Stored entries
---+---

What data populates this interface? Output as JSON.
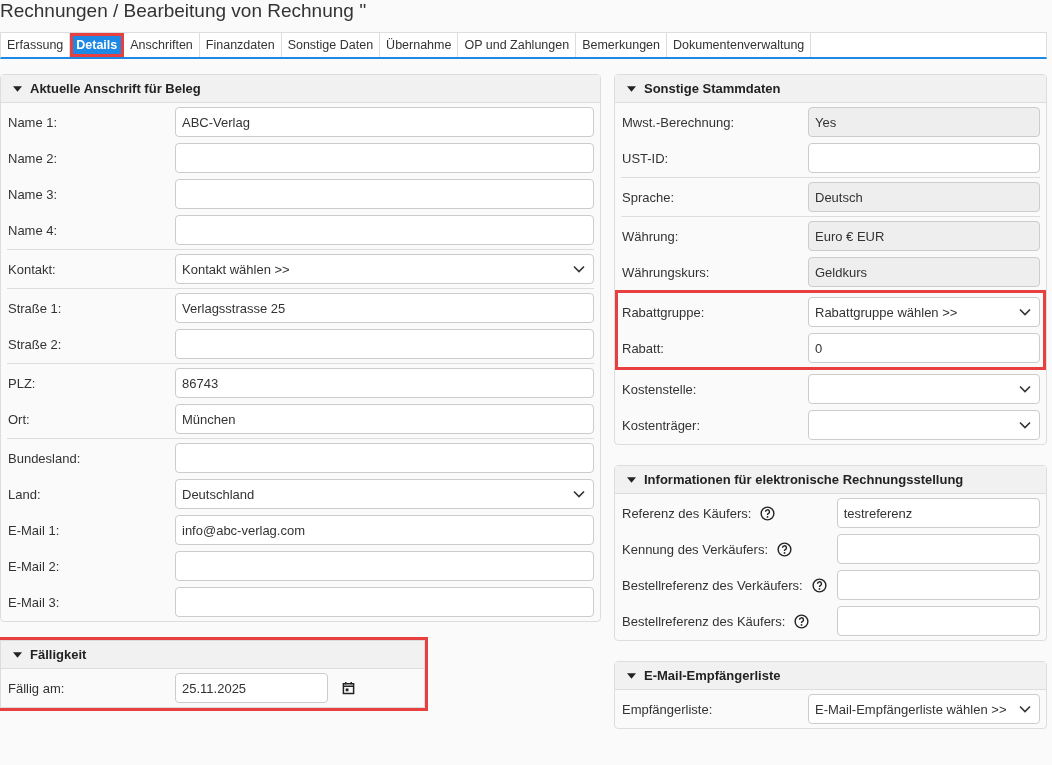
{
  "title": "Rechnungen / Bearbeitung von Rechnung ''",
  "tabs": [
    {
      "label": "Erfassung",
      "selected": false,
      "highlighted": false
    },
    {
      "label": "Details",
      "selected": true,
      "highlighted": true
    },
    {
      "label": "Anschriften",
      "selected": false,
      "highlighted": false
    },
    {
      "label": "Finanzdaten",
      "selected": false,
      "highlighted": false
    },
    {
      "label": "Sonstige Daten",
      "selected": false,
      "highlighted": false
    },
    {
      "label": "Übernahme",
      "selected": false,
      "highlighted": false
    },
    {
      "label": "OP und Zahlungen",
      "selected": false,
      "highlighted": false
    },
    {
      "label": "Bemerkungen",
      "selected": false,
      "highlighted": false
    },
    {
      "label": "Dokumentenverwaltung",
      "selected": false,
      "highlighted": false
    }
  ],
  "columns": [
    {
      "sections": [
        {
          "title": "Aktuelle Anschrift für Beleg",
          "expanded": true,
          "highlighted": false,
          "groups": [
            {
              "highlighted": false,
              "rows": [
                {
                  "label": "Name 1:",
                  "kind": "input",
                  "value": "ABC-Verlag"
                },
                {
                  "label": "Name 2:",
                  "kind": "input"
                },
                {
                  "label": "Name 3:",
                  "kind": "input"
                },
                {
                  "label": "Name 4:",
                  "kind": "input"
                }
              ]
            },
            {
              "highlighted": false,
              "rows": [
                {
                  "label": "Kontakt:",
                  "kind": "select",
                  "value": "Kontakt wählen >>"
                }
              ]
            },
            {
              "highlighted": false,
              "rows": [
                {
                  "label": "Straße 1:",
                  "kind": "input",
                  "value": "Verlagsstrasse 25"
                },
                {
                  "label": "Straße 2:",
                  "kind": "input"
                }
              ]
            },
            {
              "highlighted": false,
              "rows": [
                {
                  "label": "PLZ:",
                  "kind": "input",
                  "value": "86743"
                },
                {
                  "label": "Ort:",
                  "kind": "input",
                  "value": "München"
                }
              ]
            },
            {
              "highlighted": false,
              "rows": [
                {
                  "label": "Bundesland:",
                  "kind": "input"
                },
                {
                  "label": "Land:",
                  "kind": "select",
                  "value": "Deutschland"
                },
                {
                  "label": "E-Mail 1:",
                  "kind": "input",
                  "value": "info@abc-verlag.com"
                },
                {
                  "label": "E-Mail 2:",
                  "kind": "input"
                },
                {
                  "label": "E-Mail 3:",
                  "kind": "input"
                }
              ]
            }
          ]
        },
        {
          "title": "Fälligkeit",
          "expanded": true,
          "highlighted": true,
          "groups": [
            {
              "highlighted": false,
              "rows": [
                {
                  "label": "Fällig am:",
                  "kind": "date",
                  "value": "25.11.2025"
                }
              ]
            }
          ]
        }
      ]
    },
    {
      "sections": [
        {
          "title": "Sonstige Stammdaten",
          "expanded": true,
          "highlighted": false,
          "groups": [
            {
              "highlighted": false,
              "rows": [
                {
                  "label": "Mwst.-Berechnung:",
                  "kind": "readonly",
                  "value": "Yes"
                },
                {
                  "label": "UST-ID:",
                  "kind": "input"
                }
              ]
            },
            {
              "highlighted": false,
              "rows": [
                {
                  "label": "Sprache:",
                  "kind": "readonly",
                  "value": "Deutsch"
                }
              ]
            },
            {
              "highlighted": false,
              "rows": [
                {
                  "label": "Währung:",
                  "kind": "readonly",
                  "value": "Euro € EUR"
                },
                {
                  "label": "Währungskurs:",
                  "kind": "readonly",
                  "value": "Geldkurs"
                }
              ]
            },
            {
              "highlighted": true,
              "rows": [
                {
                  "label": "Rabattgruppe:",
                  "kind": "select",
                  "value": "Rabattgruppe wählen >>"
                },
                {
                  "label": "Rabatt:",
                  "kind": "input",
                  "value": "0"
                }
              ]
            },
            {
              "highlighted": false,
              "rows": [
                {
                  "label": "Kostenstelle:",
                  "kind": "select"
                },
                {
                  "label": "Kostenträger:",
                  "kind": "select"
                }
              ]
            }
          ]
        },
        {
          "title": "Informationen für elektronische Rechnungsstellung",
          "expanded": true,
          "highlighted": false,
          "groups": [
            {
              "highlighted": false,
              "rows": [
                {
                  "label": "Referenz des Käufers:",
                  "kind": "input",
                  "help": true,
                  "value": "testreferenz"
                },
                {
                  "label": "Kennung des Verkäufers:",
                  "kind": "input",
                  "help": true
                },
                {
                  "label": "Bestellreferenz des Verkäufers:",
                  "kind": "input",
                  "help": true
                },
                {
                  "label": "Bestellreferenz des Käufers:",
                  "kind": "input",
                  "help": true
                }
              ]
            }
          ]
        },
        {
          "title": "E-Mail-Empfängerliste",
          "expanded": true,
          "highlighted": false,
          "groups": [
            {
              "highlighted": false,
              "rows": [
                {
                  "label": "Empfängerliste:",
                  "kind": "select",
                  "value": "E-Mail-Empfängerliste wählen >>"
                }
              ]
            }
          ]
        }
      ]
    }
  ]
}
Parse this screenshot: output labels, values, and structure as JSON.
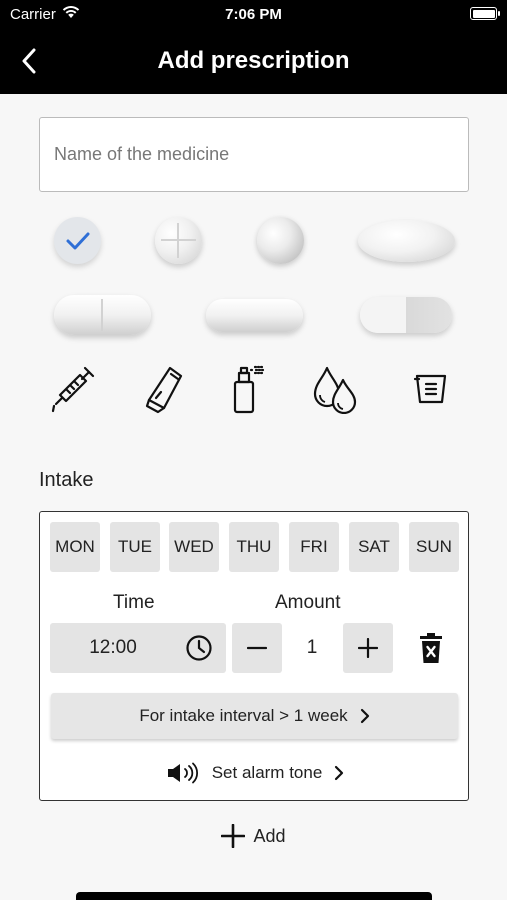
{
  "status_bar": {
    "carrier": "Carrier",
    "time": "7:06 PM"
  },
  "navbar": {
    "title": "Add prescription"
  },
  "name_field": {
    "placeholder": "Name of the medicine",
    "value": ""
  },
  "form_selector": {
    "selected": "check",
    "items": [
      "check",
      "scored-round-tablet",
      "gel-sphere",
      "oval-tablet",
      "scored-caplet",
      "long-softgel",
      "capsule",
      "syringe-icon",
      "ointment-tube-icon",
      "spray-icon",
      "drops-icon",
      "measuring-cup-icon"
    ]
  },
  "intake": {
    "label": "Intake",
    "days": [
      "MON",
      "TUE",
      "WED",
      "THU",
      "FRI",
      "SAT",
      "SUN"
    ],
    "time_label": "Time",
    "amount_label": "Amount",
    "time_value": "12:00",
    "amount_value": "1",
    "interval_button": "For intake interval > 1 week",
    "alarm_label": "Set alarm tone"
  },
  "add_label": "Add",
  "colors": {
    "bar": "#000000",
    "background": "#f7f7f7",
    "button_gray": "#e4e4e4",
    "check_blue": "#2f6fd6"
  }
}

---+---

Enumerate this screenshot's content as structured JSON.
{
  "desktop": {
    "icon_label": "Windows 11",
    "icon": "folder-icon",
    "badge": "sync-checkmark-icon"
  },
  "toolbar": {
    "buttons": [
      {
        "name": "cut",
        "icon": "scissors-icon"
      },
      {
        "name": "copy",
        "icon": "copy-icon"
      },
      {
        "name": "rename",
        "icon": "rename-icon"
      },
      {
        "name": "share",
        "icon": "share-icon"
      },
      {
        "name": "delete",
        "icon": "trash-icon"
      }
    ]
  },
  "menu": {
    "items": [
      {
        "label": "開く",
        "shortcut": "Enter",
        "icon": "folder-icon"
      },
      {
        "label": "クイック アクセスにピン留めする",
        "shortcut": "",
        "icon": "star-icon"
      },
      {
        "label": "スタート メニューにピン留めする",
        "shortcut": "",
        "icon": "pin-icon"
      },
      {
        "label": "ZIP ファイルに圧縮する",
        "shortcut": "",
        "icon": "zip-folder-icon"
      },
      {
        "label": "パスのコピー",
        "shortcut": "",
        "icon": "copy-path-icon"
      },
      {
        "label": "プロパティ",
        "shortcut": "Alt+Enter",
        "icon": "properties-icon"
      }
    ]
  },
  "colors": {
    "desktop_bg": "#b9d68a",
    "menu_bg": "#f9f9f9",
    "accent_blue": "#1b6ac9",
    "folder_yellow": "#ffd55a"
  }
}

---+---

### [Stated goal]
Extract from the data every line where "this" shows up.

### [Result]
What data populates this interface? Output as JSON.
Parse this screenshot: output labels, values, and structure as JSON.
Enumerate this screenshot's content as structured JSON.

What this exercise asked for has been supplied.